§ Task objective: Write out the data again in full, exactly as it reads.

[Figure record extracts]
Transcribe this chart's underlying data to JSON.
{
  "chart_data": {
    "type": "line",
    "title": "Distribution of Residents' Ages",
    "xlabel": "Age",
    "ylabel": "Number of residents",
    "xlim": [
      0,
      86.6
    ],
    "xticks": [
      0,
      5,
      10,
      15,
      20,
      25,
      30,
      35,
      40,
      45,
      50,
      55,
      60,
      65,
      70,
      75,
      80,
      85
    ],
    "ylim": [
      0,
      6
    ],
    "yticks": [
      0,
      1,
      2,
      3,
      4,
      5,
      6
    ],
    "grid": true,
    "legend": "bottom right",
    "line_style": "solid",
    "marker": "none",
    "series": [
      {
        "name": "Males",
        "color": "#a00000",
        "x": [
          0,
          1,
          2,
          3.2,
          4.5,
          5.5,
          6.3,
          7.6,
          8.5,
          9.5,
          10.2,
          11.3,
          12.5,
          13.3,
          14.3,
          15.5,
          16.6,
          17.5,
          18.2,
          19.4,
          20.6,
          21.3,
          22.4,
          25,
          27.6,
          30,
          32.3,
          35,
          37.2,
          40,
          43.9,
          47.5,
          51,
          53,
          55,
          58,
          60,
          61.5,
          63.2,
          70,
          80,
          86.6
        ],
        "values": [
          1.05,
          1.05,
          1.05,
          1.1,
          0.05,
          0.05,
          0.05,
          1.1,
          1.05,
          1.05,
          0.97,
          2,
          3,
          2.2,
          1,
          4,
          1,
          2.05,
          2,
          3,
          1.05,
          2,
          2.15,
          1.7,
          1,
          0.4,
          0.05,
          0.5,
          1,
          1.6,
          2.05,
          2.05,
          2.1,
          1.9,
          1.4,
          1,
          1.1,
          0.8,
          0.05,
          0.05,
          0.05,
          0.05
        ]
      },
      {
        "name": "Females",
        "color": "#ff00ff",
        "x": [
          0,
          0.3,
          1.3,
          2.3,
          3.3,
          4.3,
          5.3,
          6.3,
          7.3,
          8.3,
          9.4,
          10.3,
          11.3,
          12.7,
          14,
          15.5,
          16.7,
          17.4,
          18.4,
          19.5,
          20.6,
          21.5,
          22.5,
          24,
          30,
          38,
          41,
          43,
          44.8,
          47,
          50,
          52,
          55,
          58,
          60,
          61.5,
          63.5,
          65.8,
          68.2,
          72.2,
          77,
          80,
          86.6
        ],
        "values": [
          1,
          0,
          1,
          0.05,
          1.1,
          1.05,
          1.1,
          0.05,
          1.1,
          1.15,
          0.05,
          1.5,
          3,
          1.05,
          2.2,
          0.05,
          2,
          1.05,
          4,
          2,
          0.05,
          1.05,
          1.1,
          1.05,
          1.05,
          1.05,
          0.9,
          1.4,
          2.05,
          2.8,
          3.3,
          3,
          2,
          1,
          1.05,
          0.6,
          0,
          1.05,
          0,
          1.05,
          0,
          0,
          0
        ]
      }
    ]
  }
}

§ Complete output:
Transcribe this chart's underlying data to JSON.
{
  "chart_data": {
    "type": "line",
    "title": "Distribution of Residents' Ages",
    "xlabel": "Age",
    "ylabel": "Number of residents",
    "xlim": [
      0,
      86.6
    ],
    "xticks": [
      0,
      5,
      10,
      15,
      20,
      25,
      30,
      35,
      40,
      45,
      50,
      55,
      60,
      65,
      70,
      75,
      80,
      85
    ],
    "ylim": [
      0,
      6
    ],
    "yticks": [
      0,
      1,
      2,
      3,
      4,
      5,
      6
    ],
    "grid": true,
    "legend": "bottom right",
    "line_style": "solid",
    "marker": "none",
    "series": [
      {
        "name": "Males",
        "color": "#a00000",
        "x": [
          0,
          1,
          2,
          3.2,
          4.5,
          5.5,
          6.3,
          7.6,
          8.5,
          9.5,
          10.2,
          11.3,
          12.5,
          13.3,
          14.3,
          15.5,
          16.6,
          17.5,
          18.2,
          19.4,
          20.6,
          21.3,
          22.4,
          25,
          27.6,
          30,
          32.3,
          35,
          37.2,
          40,
          43.9,
          47.5,
          51,
          53,
          55,
          58,
          60,
          61.5,
          63.2,
          70,
          80,
          86.6
        ],
        "values": [
          1.05,
          1.05,
          1.05,
          1.1,
          0.05,
          0.05,
          0.05,
          1.1,
          1.05,
          1.05,
          0.97,
          2,
          3,
          2.2,
          1,
          4,
          1,
          2.05,
          2,
          3,
          1.05,
          2,
          2.15,
          1.7,
          1,
          0.4,
          0.05,
          0.5,
          1,
          1.6,
          2.05,
          2.05,
          2.1,
          1.9,
          1.4,
          1,
          1.1,
          0.8,
          0.05,
          0.05,
          0.05,
          0.05
        ]
      },
      {
        "name": "Females",
        "color": "#ff00ff",
        "x": [
          0,
          0.3,
          1.3,
          2.3,
          3.3,
          4.3,
          5.3,
          6.3,
          7.3,
          8.3,
          9.4,
          10.3,
          11.3,
          12.7,
          14,
          15.5,
          16.7,
          17.4,
          18.4,
          19.5,
          20.6,
          21.5,
          22.5,
          24,
          30,
          38,
          41,
          43,
          44.8,
          47,
          50,
          52,
          55,
          58,
          60,
          61.5,
          63.5,
          65.8,
          68.2,
          72.2,
          77,
          80,
          86.6
        ],
        "values": [
          1,
          0,
          1,
          0.05,
          1.1,
          1.05,
          1.1,
          0.05,
          1.1,
          1.15,
          0.05,
          1.5,
          3,
          1.05,
          2.2,
          0.05,
          2,
          1.05,
          4,
          2,
          0.05,
          1.05,
          1.1,
          1.05,
          1.05,
          1.05,
          0.9,
          1.4,
          2.05,
          2.8,
          3.3,
          3,
          2,
          1,
          1.05,
          0.6,
          0,
          1.05,
          0,
          1.05,
          0,
          0,
          0
        ]
      }
    ]
  }
}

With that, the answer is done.